### Data listing
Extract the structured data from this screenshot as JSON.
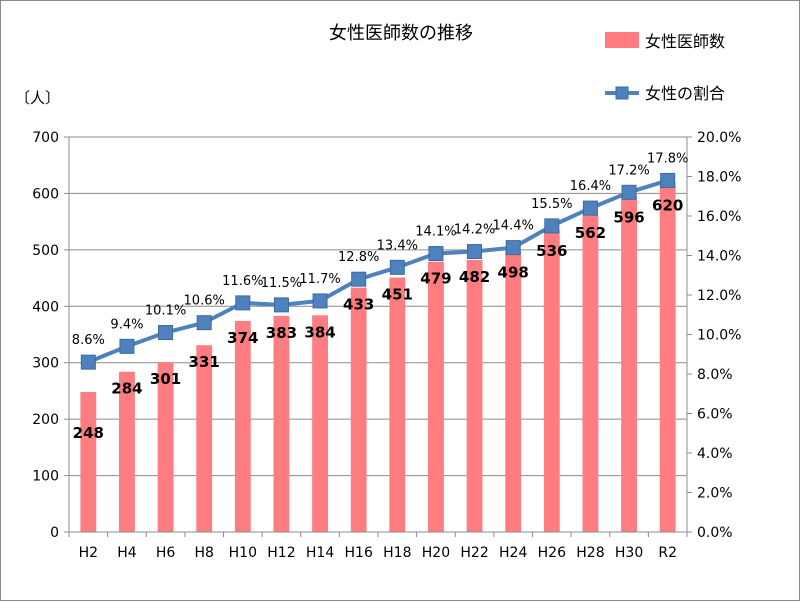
{
  "chart_data": {
    "type": "bar",
    "title": "女性医師数の推移",
    "ylabel": "〔人〕",
    "xlabel": "",
    "categories": [
      "H2",
      "H4",
      "H6",
      "H8",
      "H10",
      "H12",
      "H14",
      "H16",
      "H18",
      "H20",
      "H22",
      "H24",
      "H26",
      "H28",
      "H30",
      "R2"
    ],
    "series": [
      {
        "name": "女性医師数",
        "type": "bar",
        "axis": "left",
        "values": [
          248,
          284,
          301,
          331,
          374,
          383,
          384,
          433,
          451,
          479,
          482,
          498,
          536,
          562,
          596,
          620
        ],
        "labels": [
          "248",
          "284",
          "301",
          "331",
          "374",
          "383",
          "384",
          "433",
          "451",
          "479",
          "482",
          "498",
          "536",
          "562",
          "596",
          "620"
        ],
        "color": "#ff7c80"
      },
      {
        "name": "女性の割合",
        "type": "line",
        "axis": "right",
        "values": [
          8.6,
          9.4,
          10.1,
          10.6,
          11.6,
          11.5,
          11.7,
          12.8,
          13.4,
          14.1,
          14.2,
          14.4,
          15.5,
          16.4,
          17.2,
          17.8
        ],
        "labels": [
          "8.6%",
          "9.4%",
          "10.1%",
          "10.6%",
          "11.6%",
          "11.5%",
          "11.7%",
          "12.8%",
          "13.4%",
          "14.1%",
          "14.2%",
          "14.4%",
          "15.5%",
          "16.4%",
          "17.2%",
          "17.8%"
        ],
        "color": "#4f81bd",
        "marker": "square"
      }
    ],
    "ylim": [
      0,
      700
    ],
    "yticks": [
      "0",
      "100",
      "200",
      "300",
      "400",
      "500",
      "600",
      "700"
    ],
    "y2lim": [
      0,
      20
    ],
    "y2ticks": [
      "0.0%",
      "2.0%",
      "4.0%",
      "6.0%",
      "8.0%",
      "10.0%",
      "12.0%",
      "14.0%",
      "16.0%",
      "18.0%",
      "20.0%"
    ],
    "grid": true,
    "legend_position": "top-right"
  }
}
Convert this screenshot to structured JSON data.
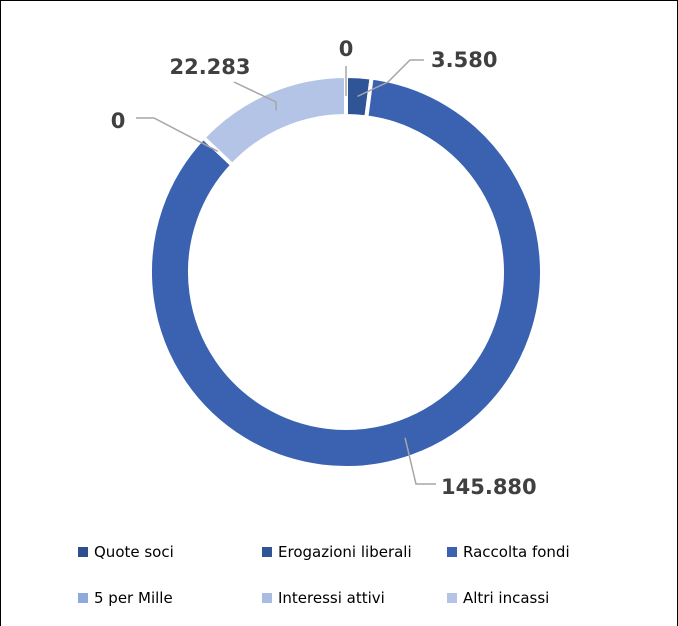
{
  "chart_data": {
    "type": "pie",
    "subtype": "doughnut",
    "title": "",
    "categories": [
      "Quote soci",
      "Erogazioni liberali",
      "Raccolta fondi",
      "5 per Mille",
      "Interessi attivi",
      "Altri incassi"
    ],
    "values": [
      0,
      3580,
      145880,
      0,
      0,
      22283
    ],
    "data_labels": [
      "0",
      "3.580",
      "145.880",
      "0",
      "",
      "22.283"
    ],
    "colors": [
      "#2e4f8f",
      "#2f5597",
      "#3a62b0",
      "#8ea9db",
      "#a9bce2",
      "#b4c4e6"
    ],
    "legend_position": "bottom"
  }
}
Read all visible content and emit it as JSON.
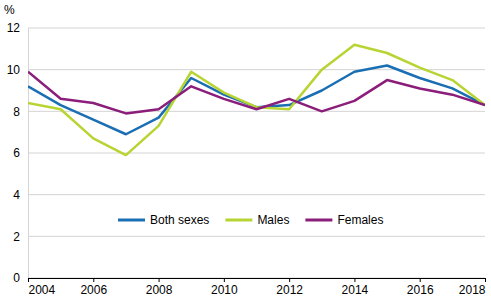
{
  "chart_data": {
    "type": "line",
    "ylabel": "%",
    "x": [
      2004,
      2005,
      2006,
      2007,
      2008,
      2009,
      2010,
      2011,
      2012,
      2013,
      2014,
      2015,
      2016,
      2017,
      2018
    ],
    "series": [
      {
        "name": "Both sexes",
        "color": "#1a6fb4",
        "values": [
          9.2,
          8.3,
          7.6,
          6.9,
          7.7,
          9.6,
          8.8,
          8.2,
          8.3,
          9.0,
          9.9,
          10.2,
          9.6,
          9.1,
          8.3
        ]
      },
      {
        "name": "Males",
        "color": "#b7d433",
        "values": [
          8.4,
          8.1,
          6.7,
          5.9,
          7.3,
          9.9,
          8.9,
          8.2,
          8.1,
          10.0,
          11.2,
          10.8,
          10.1,
          9.5,
          8.3
        ]
      },
      {
        "name": "Females",
        "color": "#8b1d7b",
        "values": [
          9.9,
          8.6,
          8.4,
          7.9,
          8.1,
          9.2,
          8.6,
          8.1,
          8.6,
          8.0,
          8.5,
          9.5,
          9.1,
          8.8,
          8.3
        ]
      }
    ],
    "xlim": [
      2004,
      2018
    ],
    "xticks": [
      2004,
      2006,
      2008,
      2010,
      2012,
      2014,
      2016,
      2018
    ],
    "ylim": [
      0,
      12
    ],
    "yticks": [
      0,
      2,
      4,
      6,
      8,
      10,
      12
    ],
    "grid": true,
    "legend": "bottom"
  }
}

### To do
Output an exact copy of the material, with the pictures removed.

### Response to the exercise
Extract the structured data from this screenshot as JSON.
{
  "chart_data": {
    "type": "bar",
    "title": "女性医師数の推移",
    "ylabel": "〔人〕",
    "xlabel": "",
    "categories": [
      "H2",
      "H4",
      "H6",
      "H8",
      "H10",
      "H12",
      "H14",
      "H16",
      "H18",
      "H20",
      "H22",
      "H24",
      "H26",
      "H28",
      "H30",
      "R2"
    ],
    "series": [
      {
        "name": "女性医師数",
        "type": "bar",
        "axis": "left",
        "values": [
          248,
          284,
          301,
          331,
          374,
          383,
          384,
          433,
          451,
          479,
          482,
          498,
          536,
          562,
          596,
          620
        ],
        "labels": [
          "248",
          "284",
          "301",
          "331",
          "374",
          "383",
          "384",
          "433",
          "451",
          "479",
          "482",
          "498",
          "536",
          "562",
          "596",
          "620"
        ],
        "color": "#ff7c80"
      },
      {
        "name": "女性の割合",
        "type": "line",
        "axis": "right",
        "values": [
          8.6,
          9.4,
          10.1,
          10.6,
          11.6,
          11.5,
          11.7,
          12.8,
          13.4,
          14.1,
          14.2,
          14.4,
          15.5,
          16.4,
          17.2,
          17.8
        ],
        "labels": [
          "8.6%",
          "9.4%",
          "10.1%",
          "10.6%",
          "11.6%",
          "11.5%",
          "11.7%",
          "12.8%",
          "13.4%",
          "14.1%",
          "14.2%",
          "14.4%",
          "15.5%",
          "16.4%",
          "17.2%",
          "17.8%"
        ],
        "color": "#4f81bd",
        "marker": "square"
      }
    ],
    "ylim": [
      0,
      700
    ],
    "yticks": [
      "0",
      "100",
      "200",
      "300",
      "400",
      "500",
      "600",
      "700"
    ],
    "y2lim": [
      0,
      20
    ],
    "y2ticks": [
      "0.0%",
      "2.0%",
      "4.0%",
      "6.0%",
      "8.0%",
      "10.0%",
      "12.0%",
      "14.0%",
      "16.0%",
      "18.0%",
      "20.0%"
    ],
    "grid": true,
    "legend_position": "top-right"
  }
}
Convert this screenshot to structured JSON data.
{
  "chart_data": {
    "type": "pie",
    "subtype": "doughnut",
    "title": "",
    "categories": [
      "Quote soci",
      "Erogazioni liberali",
      "Raccolta fondi",
      "5 per Mille",
      "Interessi attivi",
      "Altri incassi"
    ],
    "values": [
      0,
      3580,
      145880,
      0,
      0,
      22283
    ],
    "data_labels": [
      "0",
      "3.580",
      "145.880",
      "0",
      "",
      "22.283"
    ],
    "colors": [
      "#2e4f8f",
      "#2f5597",
      "#3a62b0",
      "#8ea9db",
      "#a9bce2",
      "#b4c4e6"
    ],
    "legend_position": "bottom"
  }
}
Read all visible content and emit it as JSON.
{
  "chart_data": {
    "type": "line",
    "ylabel": "%",
    "x": [
      2004,
      2005,
      2006,
      2007,
      2008,
      2009,
      2010,
      2011,
      2012,
      2013,
      2014,
      2015,
      2016,
      2017,
      2018
    ],
    "series": [
      {
        "name": "Both sexes",
        "color": "#1a6fb4",
        "values": [
          9.2,
          8.3,
          7.6,
          6.9,
          7.7,
          9.6,
          8.8,
          8.2,
          8.3,
          9.0,
          9.9,
          10.2,
          9.6,
          9.1,
          8.3
        ]
      },
      {
        "name": "Males",
        "color": "#b7d433",
        "values": [
          8.4,
          8.1,
          6.7,
          5.9,
          7.3,
          9.9,
          8.9,
          8.2,
          8.1,
          10.0,
          11.2,
          10.8,
          10.1,
          9.5,
          8.3
        ]
      },
      {
        "name": "Females",
        "color": "#8b1d7b",
        "values": [
          9.9,
          8.6,
          8.4,
          7.9,
          8.1,
          9.2,
          8.6,
          8.1,
          8.6,
          8.0,
          8.5,
          9.5,
          9.1,
          8.8,
          8.3
        ]
      }
    ],
    "xlim": [
      2004,
      2018
    ],
    "xticks": [
      2004,
      2006,
      2008,
      2010,
      2012,
      2014,
      2016,
      2018
    ],
    "ylim": [
      0,
      12
    ],
    "yticks": [
      0,
      2,
      4,
      6,
      8,
      10,
      12
    ],
    "grid": true,
    "legend": "bottom"
  }
}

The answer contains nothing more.